Figure record listings
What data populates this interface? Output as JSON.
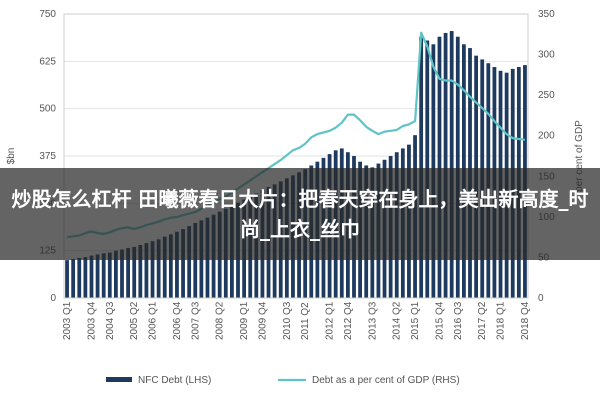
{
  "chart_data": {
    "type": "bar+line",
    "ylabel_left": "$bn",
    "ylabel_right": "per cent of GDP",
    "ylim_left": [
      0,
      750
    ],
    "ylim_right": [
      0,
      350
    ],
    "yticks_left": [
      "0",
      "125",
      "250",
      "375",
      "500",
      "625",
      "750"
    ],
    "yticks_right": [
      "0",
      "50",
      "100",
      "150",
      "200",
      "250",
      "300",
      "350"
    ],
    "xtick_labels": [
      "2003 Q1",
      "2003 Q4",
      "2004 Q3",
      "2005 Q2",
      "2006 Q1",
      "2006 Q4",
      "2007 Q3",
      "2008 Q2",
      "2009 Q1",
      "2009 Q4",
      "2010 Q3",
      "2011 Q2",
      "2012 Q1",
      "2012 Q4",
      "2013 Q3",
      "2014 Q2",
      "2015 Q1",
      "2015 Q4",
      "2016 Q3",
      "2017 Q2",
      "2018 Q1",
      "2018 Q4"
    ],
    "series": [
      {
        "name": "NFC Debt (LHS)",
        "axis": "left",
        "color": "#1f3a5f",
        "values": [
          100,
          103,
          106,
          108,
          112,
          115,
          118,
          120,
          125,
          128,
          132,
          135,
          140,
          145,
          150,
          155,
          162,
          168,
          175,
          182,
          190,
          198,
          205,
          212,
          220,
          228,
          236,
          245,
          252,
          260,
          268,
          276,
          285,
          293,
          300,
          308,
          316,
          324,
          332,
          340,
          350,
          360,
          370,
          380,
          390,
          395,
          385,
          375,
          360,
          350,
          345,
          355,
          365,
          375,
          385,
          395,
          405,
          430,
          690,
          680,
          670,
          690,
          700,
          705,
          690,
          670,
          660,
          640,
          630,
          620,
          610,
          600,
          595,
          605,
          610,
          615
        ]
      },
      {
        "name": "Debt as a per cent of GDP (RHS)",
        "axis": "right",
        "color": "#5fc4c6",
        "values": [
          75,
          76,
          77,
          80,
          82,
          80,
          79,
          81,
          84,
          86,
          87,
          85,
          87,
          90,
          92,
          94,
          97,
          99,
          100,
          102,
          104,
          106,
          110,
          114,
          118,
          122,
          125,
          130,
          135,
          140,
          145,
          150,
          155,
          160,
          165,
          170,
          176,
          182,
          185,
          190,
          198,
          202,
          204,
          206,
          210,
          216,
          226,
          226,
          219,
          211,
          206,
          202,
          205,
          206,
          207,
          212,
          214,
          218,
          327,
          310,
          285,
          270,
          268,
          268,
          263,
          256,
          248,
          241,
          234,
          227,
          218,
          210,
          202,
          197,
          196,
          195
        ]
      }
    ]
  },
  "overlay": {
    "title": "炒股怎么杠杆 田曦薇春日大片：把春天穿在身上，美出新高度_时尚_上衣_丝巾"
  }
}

** Instructions to follow **
Output the entries above exactly, without their pictures.

** Task solution **
What data populates this interface? Output as JSON.
{
  "chart_data": {
    "type": "bar+line",
    "ylabel_left": "$bn",
    "ylabel_right": "per cent of GDP",
    "ylim_left": [
      0,
      750
    ],
    "ylim_right": [
      0,
      350
    ],
    "yticks_left": [
      "0",
      "125",
      "250",
      "375",
      "500",
      "625",
      "750"
    ],
    "yticks_right": [
      "0",
      "50",
      "100",
      "150",
      "200",
      "250",
      "300",
      "350"
    ],
    "xtick_labels": [
      "2003 Q1",
      "2003 Q4",
      "2004 Q3",
      "2005 Q2",
      "2006 Q1",
      "2006 Q4",
      "2007 Q3",
      "2008 Q2",
      "2009 Q1",
      "2009 Q4",
      "2010 Q3",
      "2011 Q2",
      "2012 Q1",
      "2012 Q4",
      "2013 Q3",
      "2014 Q2",
      "2015 Q1",
      "2015 Q4",
      "2016 Q3",
      "2017 Q2",
      "2018 Q1",
      "2018 Q4"
    ],
    "series": [
      {
        "name": "NFC Debt (LHS)",
        "axis": "left",
        "color": "#1f3a5f",
        "values": [
          100,
          103,
          106,
          108,
          112,
          115,
          118,
          120,
          125,
          128,
          132,
          135,
          140,
          145,
          150,
          155,
          162,
          168,
          175,
          182,
          190,
          198,
          205,
          212,
          220,
          228,
          236,
          245,
          252,
          260,
          268,
          276,
          285,
          293,
          300,
          308,
          316,
          324,
          332,
          340,
          350,
          360,
          370,
          380,
          390,
          395,
          385,
          375,
          360,
          350,
          345,
          355,
          365,
          375,
          385,
          395,
          405,
          430,
          690,
          680,
          670,
          690,
          700,
          705,
          690,
          670,
          660,
          640,
          630,
          620,
          610,
          600,
          595,
          605,
          610,
          615
        ]
      },
      {
        "name": "Debt as a per cent of GDP (RHS)",
        "axis": "right",
        "color": "#5fc4c6",
        "values": [
          75,
          76,
          77,
          80,
          82,
          80,
          79,
          81,
          84,
          86,
          87,
          85,
          87,
          90,
          92,
          94,
          97,
          99,
          100,
          102,
          104,
          106,
          110,
          114,
          118,
          122,
          125,
          130,
          135,
          140,
          145,
          150,
          155,
          160,
          165,
          170,
          176,
          182,
          185,
          190,
          198,
          202,
          204,
          206,
          210,
          216,
          226,
          226,
          219,
          211,
          206,
          202,
          205,
          206,
          207,
          212,
          214,
          218,
          327,
          310,
          285,
          270,
          268,
          268,
          263,
          256,
          248,
          241,
          234,
          227,
          218,
          210,
          202,
          197,
          196,
          195
        ]
      }
    ]
  },
  "overlay": {
    "title": "炒股怎么杠杆 田曦薇春日大片：把春天穿在身上，美出新高度_时尚_上衣_丝巾"
  }
}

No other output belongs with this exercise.